Copy all of the records below verbatim.

---- EXERCISE MATERIAL

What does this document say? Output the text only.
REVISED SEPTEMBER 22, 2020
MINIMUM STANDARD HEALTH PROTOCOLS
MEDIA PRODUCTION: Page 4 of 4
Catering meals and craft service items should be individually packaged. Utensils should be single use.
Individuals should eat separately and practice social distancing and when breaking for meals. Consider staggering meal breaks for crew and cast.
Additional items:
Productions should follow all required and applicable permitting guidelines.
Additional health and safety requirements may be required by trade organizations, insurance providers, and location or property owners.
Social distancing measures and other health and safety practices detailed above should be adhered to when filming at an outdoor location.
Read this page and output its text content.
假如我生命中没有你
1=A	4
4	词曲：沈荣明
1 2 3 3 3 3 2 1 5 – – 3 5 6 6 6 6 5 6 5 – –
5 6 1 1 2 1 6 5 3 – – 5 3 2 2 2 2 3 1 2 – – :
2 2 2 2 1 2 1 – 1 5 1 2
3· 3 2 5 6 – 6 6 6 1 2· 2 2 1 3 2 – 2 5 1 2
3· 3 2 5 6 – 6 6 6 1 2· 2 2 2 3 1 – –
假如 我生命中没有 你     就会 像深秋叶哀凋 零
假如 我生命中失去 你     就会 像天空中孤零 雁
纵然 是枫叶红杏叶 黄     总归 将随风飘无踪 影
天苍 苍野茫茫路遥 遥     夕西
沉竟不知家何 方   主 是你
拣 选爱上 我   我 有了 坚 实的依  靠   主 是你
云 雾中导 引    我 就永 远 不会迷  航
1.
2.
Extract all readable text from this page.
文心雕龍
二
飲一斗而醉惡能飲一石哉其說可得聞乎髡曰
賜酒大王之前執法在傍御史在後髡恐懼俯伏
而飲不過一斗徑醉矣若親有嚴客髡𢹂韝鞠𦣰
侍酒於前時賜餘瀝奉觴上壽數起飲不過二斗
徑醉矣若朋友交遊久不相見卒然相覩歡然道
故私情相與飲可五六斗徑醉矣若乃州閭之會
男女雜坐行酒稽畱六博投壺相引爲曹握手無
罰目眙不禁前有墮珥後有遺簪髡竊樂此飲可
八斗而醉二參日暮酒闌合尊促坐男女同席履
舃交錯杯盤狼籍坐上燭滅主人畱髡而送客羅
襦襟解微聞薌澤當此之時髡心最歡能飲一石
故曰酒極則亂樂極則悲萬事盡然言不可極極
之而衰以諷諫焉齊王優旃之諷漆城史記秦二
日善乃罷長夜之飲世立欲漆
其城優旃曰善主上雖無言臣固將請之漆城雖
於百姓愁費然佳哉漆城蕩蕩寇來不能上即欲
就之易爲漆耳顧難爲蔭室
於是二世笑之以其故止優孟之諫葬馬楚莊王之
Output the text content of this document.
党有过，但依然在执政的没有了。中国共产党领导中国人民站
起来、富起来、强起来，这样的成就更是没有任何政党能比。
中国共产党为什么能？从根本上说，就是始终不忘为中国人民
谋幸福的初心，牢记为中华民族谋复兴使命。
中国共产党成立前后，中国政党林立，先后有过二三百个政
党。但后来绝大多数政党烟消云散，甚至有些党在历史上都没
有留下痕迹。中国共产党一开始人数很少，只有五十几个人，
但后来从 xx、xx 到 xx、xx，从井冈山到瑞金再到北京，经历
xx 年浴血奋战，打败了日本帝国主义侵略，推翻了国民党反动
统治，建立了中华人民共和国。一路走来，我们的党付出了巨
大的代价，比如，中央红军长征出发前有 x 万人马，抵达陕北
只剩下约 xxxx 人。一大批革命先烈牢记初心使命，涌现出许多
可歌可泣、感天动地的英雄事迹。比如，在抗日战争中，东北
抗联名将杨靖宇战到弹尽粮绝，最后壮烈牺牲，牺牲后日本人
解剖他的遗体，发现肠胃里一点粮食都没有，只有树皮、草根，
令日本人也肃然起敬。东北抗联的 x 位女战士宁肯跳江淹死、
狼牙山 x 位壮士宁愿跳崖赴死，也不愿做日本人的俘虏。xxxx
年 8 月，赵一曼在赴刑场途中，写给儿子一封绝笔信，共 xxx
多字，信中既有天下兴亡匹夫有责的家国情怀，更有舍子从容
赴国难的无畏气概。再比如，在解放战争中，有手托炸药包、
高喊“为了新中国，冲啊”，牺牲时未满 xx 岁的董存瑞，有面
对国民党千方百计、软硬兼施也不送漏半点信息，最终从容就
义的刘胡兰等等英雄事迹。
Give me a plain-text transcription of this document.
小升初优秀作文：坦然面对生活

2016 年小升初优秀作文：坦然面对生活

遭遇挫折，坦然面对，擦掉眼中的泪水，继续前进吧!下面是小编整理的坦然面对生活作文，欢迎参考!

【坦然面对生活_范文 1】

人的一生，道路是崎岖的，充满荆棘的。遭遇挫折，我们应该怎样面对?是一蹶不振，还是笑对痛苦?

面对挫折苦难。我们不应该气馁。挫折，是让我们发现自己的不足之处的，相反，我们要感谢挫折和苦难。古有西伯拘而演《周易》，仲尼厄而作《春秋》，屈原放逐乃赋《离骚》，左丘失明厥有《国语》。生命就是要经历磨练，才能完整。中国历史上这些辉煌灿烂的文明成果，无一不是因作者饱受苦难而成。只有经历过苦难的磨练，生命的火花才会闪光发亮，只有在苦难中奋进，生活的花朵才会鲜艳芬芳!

--------

- _SOLUTION FOR THIS PROBLEM_:
What does this document say? Output the text only.
REVISED SEPTEMBER 22, 2020
MINIMUM STANDARD HEALTH PROTOCOLS
MEDIA PRODUCTION: Page 4 of 4
Catering meals and craft service items should be individually packaged. Utensils should be single use.
Individuals should eat separately and practice social distancing and when breaking for meals. Consider staggering meal breaks for crew and cast.
Additional items:
Productions should follow all required and applicable permitting guidelines.
Additional health and safety requirements may be required by trade organizations, insurance providers, and location or property owners.
Social distancing measures and other health and safety practices detailed above should be adhered to when filming at an outdoor location.
Read this page and output its text content.
假如我生命中没有你
1=A	4
4	词曲：沈荣明
1 2 3 3 3 3 2 1 5 – – 3 5 6 6 6 6 5 6 5 – –
5 6 1 1 2 1 6 5 3 – – 5 3 2 2 2 2 3 1 2 – – :
2 2 2 2 1 2 1 – 1 5 1 2
3· 3 2 5 6 – 6 6 6 1 2· 2 2 1 3 2 – 2 5 1 2
3· 3 2 5 6 – 6 6 6 1 2· 2 2 2 3 1 – –
假如 我生命中没有 你     就会 像深秋叶哀凋 零
假如 我生命中失去 你     就会 像天空中孤零 雁
纵然 是枫叶红杏叶 黄     总归 将随风飘无踪 影
天苍 苍野茫茫路遥 遥     夕西
沉竟不知家何 方   主 是你
拣 选爱上 我   我 有了 坚 实的依  靠   主 是你
云 雾中导 引    我 就永 远 不会迷  航
1.
2.
Extract all readable text from this page.
文心雕龍
二
飲一斗而醉惡能飲一石哉其說可得聞乎髡曰
賜酒大王之前執法在傍御史在後髡恐懼俯伏
而飲不過一斗徑醉矣若親有嚴客髡𢹂韝鞠𦣰
侍酒於前時賜餘瀝奉觴上壽數起飲不過二斗
徑醉矣若朋友交遊久不相見卒然相覩歡然道
故私情相與飲可五六斗徑醉矣若乃州閭之會
男女雜坐行酒稽畱六博投壺相引爲曹握手無
罰目眙不禁前有墮珥後有遺簪髡竊樂此飲可
八斗而醉二參日暮酒闌合尊促坐男女同席履
舃交錯杯盤狼籍坐上燭滅主人畱髡而送客羅
襦襟解微聞薌澤當此之時髡心最歡能飲一石
故曰酒極則亂樂極則悲萬事盡然言不可極極
之而衰以諷諫焉齊王優旃之諷漆城史記秦二
日善乃罷長夜之飲世立欲漆
其城優旃曰善主上雖無言臣固將請之漆城雖
於百姓愁費然佳哉漆城蕩蕩寇來不能上即欲
就之易爲漆耳顧難爲蔭室
於是二世笑之以其故止優孟之諫葬馬楚莊王之
Output the text content of this document.
党有过，但依然在执政的没有了。中国共产党领导中国人民站
起来、富起来、强起来，这样的成就更是没有任何政党能比。
中国共产党为什么能？从根本上说，就是始终不忘为中国人民
谋幸福的初心，牢记为中华民族谋复兴使命。
中国共产党成立前后，中国政党林立，先后有过二三百个政
党。但后来绝大多数政党烟消云散，甚至有些党在历史上都没
有留下痕迹。中国共产党一开始人数很少，只有五十几个人，
但后来从 xx、xx 到 xx、xx，从井冈山到瑞金再到北京，经历
xx 年浴血奋战，打败了日本帝国主义侵略，推翻了国民党反动
统治，建立了中华人民共和国。一路走来，我们的党付出了巨
大的代价，比如，中央红军长征出发前有 x 万人马，抵达陕北
只剩下约 xxxx 人。一大批革命先烈牢记初心使命，涌现出许多
可歌可泣、感天动地的英雄事迹。比如，在抗日战争中，东北
抗联名将杨靖宇战到弹尽粮绝，最后壮烈牺牲，牺牲后日本人
解剖他的遗体，发现肠胃里一点粮食都没有，只有树皮、草根，
令日本人也肃然起敬。东北抗联的 x 位女战士宁肯跳江淹死、
狼牙山 x 位壮士宁愿跳崖赴死，也不愿做日本人的俘虏。xxxx
年 8 月，赵一曼在赴刑场途中，写给儿子一封绝笔信，共 xxx
多字，信中既有天下兴亡匹夫有责的家国情怀，更有舍子从容
赴国难的无畏气概。再比如，在解放战争中，有手托炸药包、
高喊“为了新中国，冲啊”，牺牲时未满 xx 岁的董存瑞，有面
对国民党千方百计、软硬兼施也不送漏半点信息，最终从容就
义的刘胡兰等等英雄事迹。
Give me a plain-text transcription of this document.
小升初优秀作文：坦然面对生活

2016 年小升初优秀作文：坦然面对生活

遭遇挫折，坦然面对，擦掉眼中的泪水，继续前进吧!下面是小编整理的坦然面对生活作文，欢迎参考!

【坦然面对生活_范文 1】

人的一生，道路是崎岖的，充满荆棘的。遭遇挫折，我们应该怎样面对?是一蹶不振，还是笑对痛苦?

面对挫折苦难。我们不应该气馁。挫折，是让我们发现自己的不足之处的，相反，我们要感谢挫折和苦难。古有西伯拘而演《周易》，仲尼厄而作《春秋》，屈原放逐乃赋《离骚》，左丘失明厥有《国语》。生命就是要经历磨练，才能完整。中国历史上这些辉煌灿烂的文明成果，无一不是因作者饱受苦难而成。只有经历过苦难的磨练，生命的火花才会闪光发亮，只有在苦难中奋进，生活的花朵才会鲜艳芬芳!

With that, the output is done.